### To be done
Set down each entry from the block beneath, exactly as written.

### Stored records
╔══

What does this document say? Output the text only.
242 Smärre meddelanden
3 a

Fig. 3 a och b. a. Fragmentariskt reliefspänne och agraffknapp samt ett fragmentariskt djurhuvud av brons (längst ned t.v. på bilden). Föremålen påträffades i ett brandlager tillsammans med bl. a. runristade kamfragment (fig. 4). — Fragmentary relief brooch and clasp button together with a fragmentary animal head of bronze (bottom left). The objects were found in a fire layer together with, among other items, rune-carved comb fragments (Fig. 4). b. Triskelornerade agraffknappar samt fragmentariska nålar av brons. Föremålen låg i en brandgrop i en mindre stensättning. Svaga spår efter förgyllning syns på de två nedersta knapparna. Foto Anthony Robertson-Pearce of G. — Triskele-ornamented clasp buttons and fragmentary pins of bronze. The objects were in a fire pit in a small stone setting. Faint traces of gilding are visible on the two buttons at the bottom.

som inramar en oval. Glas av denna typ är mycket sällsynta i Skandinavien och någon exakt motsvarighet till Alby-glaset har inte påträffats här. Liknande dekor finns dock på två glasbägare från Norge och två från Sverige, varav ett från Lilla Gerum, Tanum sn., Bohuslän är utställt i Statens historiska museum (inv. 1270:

╚══

### Response to this task
What does this document say? Output the text only.
242 Smärre meddelanden
3 a

Fig. 3 a och b. a. Fragmentariskt reliefspänne och agraffknapp samt ett fragmentariskt djurhuvud av brons (längst ned t.v. på bilden). Föremålen påträffades i ett brandlager tillsammans med bl. a. runristade kamfragment (fig. 4). — Fragmentary relief brooch and clasp button together with a fragmentary animal head of bronze (bottom left). The objects were found in a fire layer together with, among other items, rune-carved comb fragments (Fig. 4). b. Triskelornerade agraffknappar samt fragmentariska nålar av brons. Föremålen låg i en brandgrop i en mindre stensättning. Svaga spår efter förgyllning syns på de två nedersta knapparna. Foto Anthony Robertson-Pearce of G. — Triskele-ornamented clasp buttons and fragmentary pins of bronze. The objects were in a fire pit in a small stone setting. Faint traces of gilding are visible on the two buttons at the bottom.

som inramar en oval. Glas av denna typ är mycket sällsynta i Skandinavien och någon exakt motsvarighet till Alby-glaset har inte påträffats här. Liknande dekor finns dock på två glasbägare från Norge och två från Sverige, varav ett från Lilla Gerum, Tanum sn., Bohuslän är utställt i Statens historiska museum (inv. 1270:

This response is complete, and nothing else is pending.